--- Problem statement ---
In your copy, include every line of the listing below exactly but none of the pictures.

--- Data shown ---
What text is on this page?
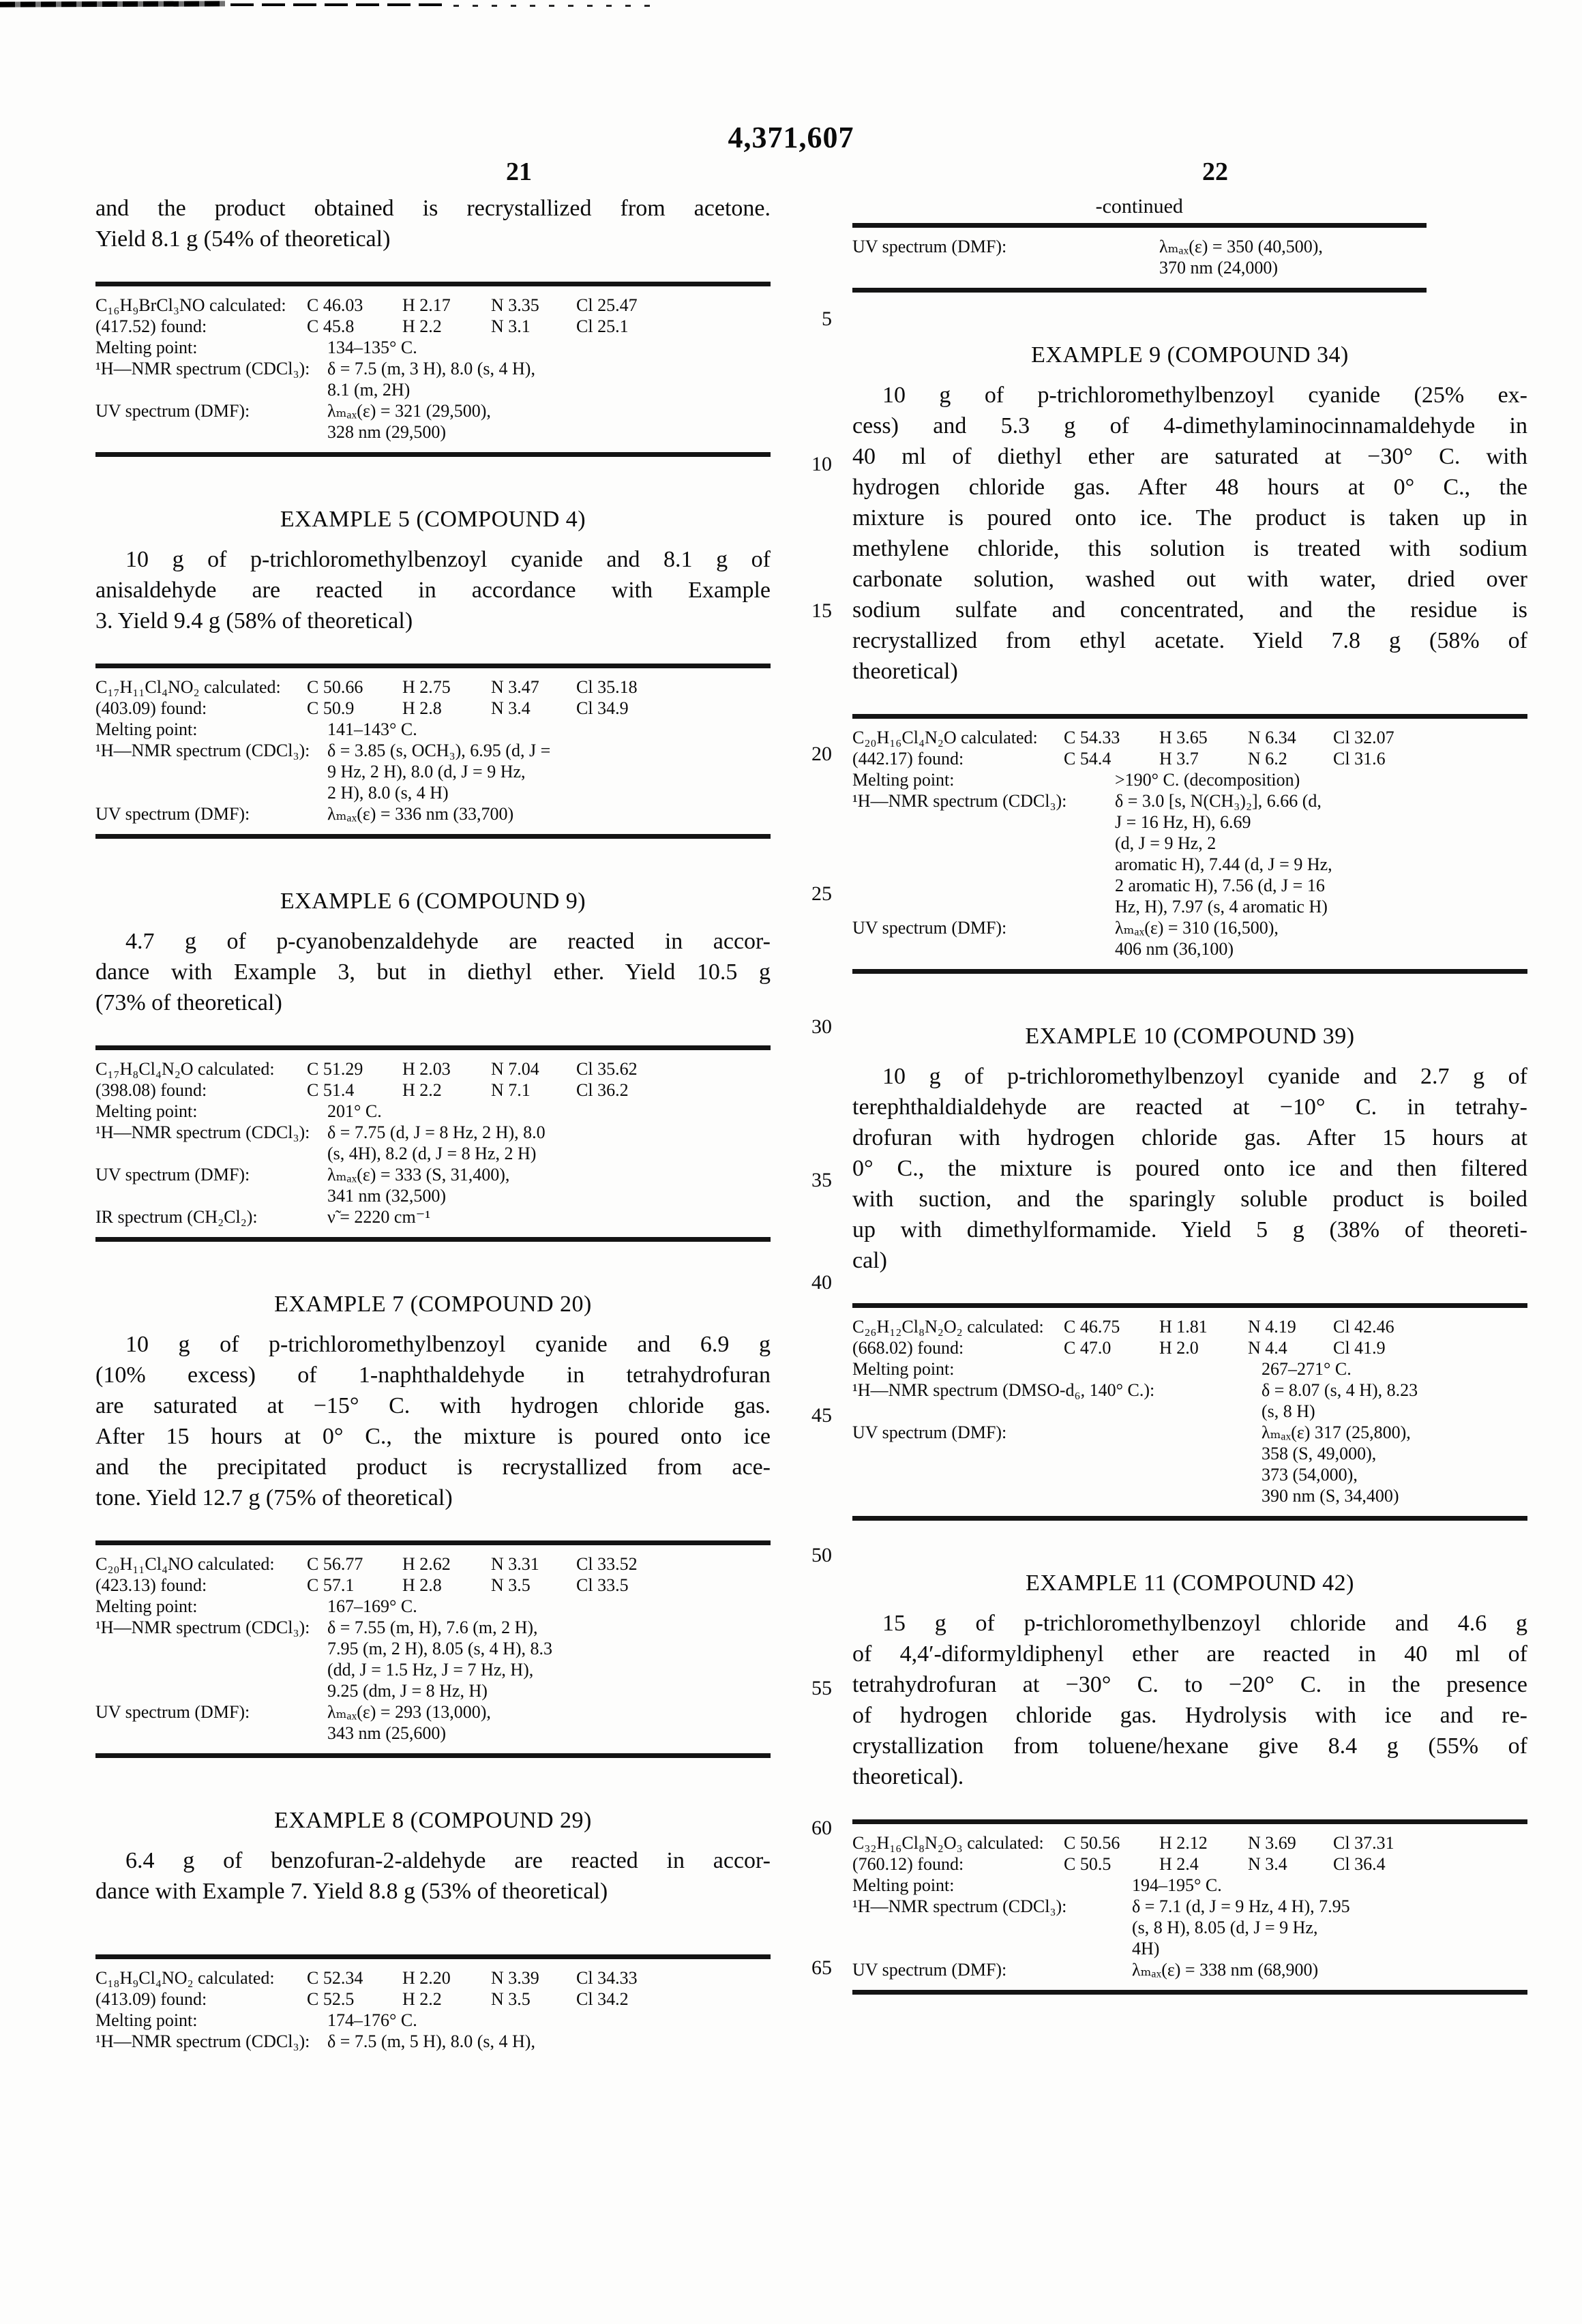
4,371,607
21	22
5
10
15
20
25
30
35
40
45
50
55
60
65
and the product obtained is recrystallized from acetone.
Yield 8.1 g (54% of theoretical)
C₁₆H₉BrCl₃NO calculated:	C 46.03	H 2.17	N 3.35	Cl 25.47
(417.52) found:	C 45.8	H 2.2	N 3.1	Cl 25.1
Melting point:	134–135° C.
¹H—NMR spectrum (CDCl₃): δ = 7.5 (m, 3 H), 8.0 (s, 4 H),
8.1 (m, 2H)
UV spectrum (DMF):	λₘₐₓ(ε) = 321 (29,500),
328 nm (29,500)
EXAMPLE 5 (COMPOUND 4)
10 g of p-trichloromethylbenzoyl cyanide and 8.1 g of
anisaldehyde are reacted in accordance with Example
3. Yield 9.4 g (58% of theoretical)
C₁₇H₁₁Cl₄NO₂ calculated:	C 50.66	H 2.75	N 3.47	Cl 35.18
(403.09) found:	C 50.9	H 2.8	N 3.4	Cl 34.9
Melting point:	141–143° C.
¹H—NMR spectrum (CDCl₃): δ = 3.85 (s, OCH₃), 6.95 (d, J =
9 Hz, 2 H), 8.0 (d, J = 9 Hz,
2 H), 8.0 (s, 4 H)
UV spectrum (DMF):	λₘₐₓ(ε) = 336 nm (33,700)
EXAMPLE 6 (COMPOUND 9)
4.7 g of p-cyanobenzaldehyde are reacted in accor-
dance with Example 3, but in diethyl ether. Yield 10.5 g
(73% of theoretical)
C₁₇H₈Cl₄N₂O calculated:	C 51.29	H 2.03	N 7.04	Cl 35.62
(398.08) found:	C 51.4	H 2.2	N 7.1	Cl 36.2
Melting point:	201° C.
¹H—NMR spectrum (CDCl₃): δ = 7.75 (d, J = 8 Hz, 2 H), 8.0
(s, 4H), 8.2 (d, J = 8 Hz, 2 H)
UV spectrum (DMF):	λₘₐₓ(ε) = 333 (S, 31,400),
341 nm (32,500)
IR spectrum (CH₂Cl₂):	ν̃ = 2220 cm⁻¹
EXAMPLE 7 (COMPOUND 20)
10 g of p-trichloromethylbenzoyl cyanide and 6.9 g
(10% excess) of 1-naphthaldehyde in tetrahydrofuran
are saturated at −15° C. with hydrogen chloride gas.
After 15 hours at 0° C., the mixture is poured onto ice
and the precipitated product is recrystallized from ace-
tone. Yield 12.7 g (75% of theoretical)
C₂₀H₁₁Cl₄NO calculated:	C 56.77	H 2.62	N 3.31	Cl 33.52
(423.13) found:	C 57.1	H 2.8	N 3.5	Cl 33.5
Melting point:	167–169° C.
¹H—NMR spectrum (CDCl₃): δ = 7.55 (m, H), 7.6 (m, 2 H),
7.95 (m, 2 H), 8.05 (s, 4 H), 8.3
(dd, J = 1.5 Hz, J = 7 Hz, H),
9.25 (dm, J = 8 Hz, H)
UV spectrum (DMF):	λₘₐₓ(ε) = 293 (13,000),
343 nm (25,600)
EXAMPLE 8 (COMPOUND 29)
6.4 g of benzofuran-2-aldehyde are reacted in accor-
dance with Example 7. Yield 8.8 g (53% of theoretical)
C₁₈H₉Cl₄NO₂ calculated:	C 52.34	H 2.20	N 3.39	Cl 34.33
(413.09) found:	C 52.5	H 2.2	N 3.5	Cl 34.2
Melting point:	174–176° C.
¹H—NMR spectrum (CDCl₃): δ = 7.5 (m, 5 H), 8.0 (s, 4 H),
-continued
UV spectrum (DMF):	λₘₐₓ(ε) = 350 (40,500),
370 nm (24,000)
EXAMPLE 9 (COMPOUND 34)
10 g of p-trichloromethylbenzoyl cyanide (25% ex-
cess) and 5.3 g of 4-dimethylaminocinnamaldehyde in
40 ml of diethyl ether are saturated at −30° C. with
hydrogen chloride gas. After 48 hours at 0° C., the
mixture is poured onto ice. The product is taken up in
methylene chloride, this solution is treated with sodium
carbonate solution, washed out with water, dried over
sodium sulfate and concentrated, and the residue is
recrystallized from ethyl acetate. Yield 7.8 g (58% of
theoretical)
C₂₀H₁₆Cl₄N₂O calculated:	C 54.33	H 3.65	N 6.34	Cl 32.07
(442.17) found:	C 54.4	H 3.7	N 6.2	Cl 31.6
Melting point:	>190° C. (decomposition)
¹H—NMR spectrum (CDCl₃):	δ = 3.0 [s, N(CH₃)₂], 6.66 (d,
J = 16 Hz, H), 6.69
(d, J = 9 Hz, 2
aromatic H), 7.44 (d, J = 9 Hz,
2 aromatic H), 7.56 (d, J = 16
Hz, H), 7.97 (s, 4 aromatic H)
UV spectrum (DMF):	λₘₐₓ(ε) = 310 (16,500),
406 nm (36,100)
EXAMPLE 10 (COMPOUND 39)
10 g of p-trichloromethylbenzoyl cyanide and 2.7 g of
terephthaldialdehyde are reacted at −10° C. in tetrahy-
drofuran with hydrogen chloride gas. After 15 hours at
0° C., the mixture is poured onto ice and then filtered
with suction, and the sparingly soluble product is boiled
up with dimethylformamide. Yield 5 g (38% of theoreti-
cal)
C₂₆H₁₂Cl₈N₂O₂ calculated:	C 46.75	H 1.81	N 4.19	Cl 42.46
(668.02) found:	C 47.0	H 2.0	N 4.4	Cl 41.9
Melting point:	267–271° C.
¹H—NMR spectrum (DMSO-d₆, 140° C.):	δ = 8.07 (s, 4 H), 8.23
(s, 8 H)
UV spectrum (DMF):	λₘₐₓ(ε) 317 (25,800),
358 (S, 49,000),
373 (54,000),
390 nm (S, 34,400)
EXAMPLE 11 (COMPOUND 42)
15 g of p-trichloromethylbenzoyl chloride and 4.6 g
of 4,4′-diformyldiphenyl ether are reacted in 40 ml of
tetrahydrofuran at −30° C. to −20° C. in the presence
of hydrogen chloride gas. Hydrolysis with ice and re-
crystallization from toluene/hexane give 8.4 g (55% of
theoretical).
C₃₂H₁₆Cl₈N₂O₃ calculated:	C 50.56	H 2.12	N 3.69	Cl 37.31
(760.12) found:	C 50.5	H 2.4	N 3.4	Cl 36.4
Melting point:	194–195° C.
¹H—NMR spectrum (CDCl₃):	δ = 7.1 (d, J = 9 Hz, 4 H), 7.95
(s, 8 H), 8.05 (d, J = 9 Hz,
4H)
UV spectrum (DMF):	λₘₐₓ(ε) = 338 nm (68,900)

--- Full output ---
What text is on this page?
4,371,607
21	22
5
10
15
20
25
30
35
40
45
50
55
60
65
and the product obtained is recrystallized from acetone.
Yield 8.1 g (54% of theoretical)
C₁₆H₉BrCl₃NO calculated:	C 46.03	H 2.17	N 3.35	Cl 25.47
(417.52) found:	C 45.8	H 2.2	N 3.1	Cl 25.1
Melting point:	134–135° C.
¹H—NMR spectrum (CDCl₃): δ = 7.5 (m, 3 H), 8.0 (s, 4 H),
8.1 (m, 2H)
UV spectrum (DMF):	λₘₐₓ(ε) = 321 (29,500),
328 nm (29,500)
EXAMPLE 5 (COMPOUND 4)
10 g of p-trichloromethylbenzoyl cyanide and 8.1 g of
anisaldehyde are reacted in accordance with Example
3. Yield 9.4 g (58% of theoretical)
C₁₇H₁₁Cl₄NO₂ calculated:	C 50.66	H 2.75	N 3.47	Cl 35.18
(403.09) found:	C 50.9	H 2.8	N 3.4	Cl 34.9
Melting point:	141–143° C.
¹H—NMR spectrum (CDCl₃): δ = 3.85 (s, OCH₃), 6.95 (d, J =
9 Hz, 2 H), 8.0 (d, J = 9 Hz,
2 H), 8.0 (s, 4 H)
UV spectrum (DMF):	λₘₐₓ(ε) = 336 nm (33,700)
EXAMPLE 6 (COMPOUND 9)
4.7 g of p-cyanobenzaldehyde are reacted in accor-
dance with Example 3, but in diethyl ether. Yield 10.5 g
(73% of theoretical)
C₁₇H₈Cl₄N₂O calculated:	C 51.29	H 2.03	N 7.04	Cl 35.62
(398.08) found:	C 51.4	H 2.2	N 7.1	Cl 36.2
Melting point:	201° C.
¹H—NMR spectrum (CDCl₃): δ = 7.75 (d, J = 8 Hz, 2 H), 8.0
(s, 4H), 8.2 (d, J = 8 Hz, 2 H)
UV spectrum (DMF):	λₘₐₓ(ε) = 333 (S, 31,400),
341 nm (32,500)
IR spectrum (CH₂Cl₂):	ν̃ = 2220 cm⁻¹
EXAMPLE 7 (COMPOUND 20)
10 g of p-trichloromethylbenzoyl cyanide and 6.9 g
(10% excess) of 1-naphthaldehyde in tetrahydrofuran
are saturated at −15° C. with hydrogen chloride gas.
After 15 hours at 0° C., the mixture is poured onto ice
and the precipitated product is recrystallized from ace-
tone. Yield 12.7 g (75% of theoretical)
C₂₀H₁₁Cl₄NO calculated:	C 56.77	H 2.62	N 3.31	Cl 33.52
(423.13) found:	C 57.1	H 2.8	N 3.5	Cl 33.5
Melting point:	167–169° C.
¹H—NMR spectrum (CDCl₃): δ = 7.55 (m, H), 7.6 (m, 2 H),
7.95 (m, 2 H), 8.05 (s, 4 H), 8.3
(dd, J = 1.5 Hz, J = 7 Hz, H),
9.25 (dm, J = 8 Hz, H)
UV spectrum (DMF):	λₘₐₓ(ε) = 293 (13,000),
343 nm (25,600)
EXAMPLE 8 (COMPOUND 29)
6.4 g of benzofuran-2-aldehyde are reacted in accor-
dance with Example 7. Yield 8.8 g (53% of theoretical)
C₁₈H₉Cl₄NO₂ calculated:	C 52.34	H 2.20	N 3.39	Cl 34.33
(413.09) found:	C 52.5	H 2.2	N 3.5	Cl 34.2
Melting point:	174–176° C.
¹H—NMR spectrum (CDCl₃): δ = 7.5 (m, 5 H), 8.0 (s, 4 H),
-continued
UV spectrum (DMF):	λₘₐₓ(ε) = 350 (40,500),
370 nm (24,000)
EXAMPLE 9 (COMPOUND 34)
10 g of p-trichloromethylbenzoyl cyanide (25% ex-
cess) and 5.3 g of 4-dimethylaminocinnamaldehyde in
40 ml of diethyl ether are saturated at −30° C. with
hydrogen chloride gas. After 48 hours at 0° C., the
mixture is poured onto ice. The product is taken up in
methylene chloride, this solution is treated with sodium
carbonate solution, washed out with water, dried over
sodium sulfate and concentrated, and the residue is
recrystallized from ethyl acetate. Yield 7.8 g (58% of
theoretical)
C₂₀H₁₆Cl₄N₂O calculated:	C 54.33	H 3.65	N 6.34	Cl 32.07
(442.17) found:	C 54.4	H 3.7	N 6.2	Cl 31.6
Melting point:	>190° C. (decomposition)
¹H—NMR spectrum (CDCl₃):	δ = 3.0 [s, N(CH₃)₂], 6.66 (d,
J = 16 Hz, H), 6.69
(d, J = 9 Hz, 2
aromatic H), 7.44 (d, J = 9 Hz,
2 aromatic H), 7.56 (d, J = 16
Hz, H), 7.97 (s, 4 aromatic H)
UV spectrum (DMF):	λₘₐₓ(ε) = 310 (16,500),
406 nm (36,100)
EXAMPLE 10 (COMPOUND 39)
10 g of p-trichloromethylbenzoyl cyanide and 2.7 g of
terephthaldialdehyde are reacted at −10° C. in tetrahy-
drofuran with hydrogen chloride gas. After 15 hours at
0° C., the mixture is poured onto ice and then filtered
with suction, and the sparingly soluble product is boiled
up with dimethylformamide. Yield 5 g (38% of theoreti-
cal)
C₂₆H₁₂Cl₈N₂O₂ calculated:	C 46.75	H 1.81	N 4.19	Cl 42.46
(668.02) found:	C 47.0	H 2.0	N 4.4	Cl 41.9
Melting point:	267–271° C.
¹H—NMR spectrum (DMSO-d₆, 140° C.):	δ = 8.07 (s, 4 H), 8.23
(s, 8 H)
UV spectrum (DMF):	λₘₐₓ(ε) 317 (25,800),
358 (S, 49,000),
373 (54,000),
390 nm (S, 34,400)
EXAMPLE 11 (COMPOUND 42)
15 g of p-trichloromethylbenzoyl chloride and 4.6 g
of 4,4′-diformyldiphenyl ether are reacted in 40 ml of
tetrahydrofuran at −30° C. to −20° C. in the presence
of hydrogen chloride gas. Hydrolysis with ice and re-
crystallization from toluene/hexane give 8.4 g (55% of
theoretical).
C₃₂H₁₆Cl₈N₂O₃ calculated:	C 50.56	H 2.12	N 3.69	Cl 37.31
(760.12) found:	C 50.5	H 2.4	N 3.4	Cl 36.4
Melting point:	194–195° C.
¹H—NMR spectrum (CDCl₃):	δ = 7.1 (d, J = 9 Hz, 4 H), 7.95
(s, 8 H), 8.05 (d, J = 9 Hz,
4H)
UV spectrum (DMF):	λₘₐₓ(ε) = 338 nm (68,900)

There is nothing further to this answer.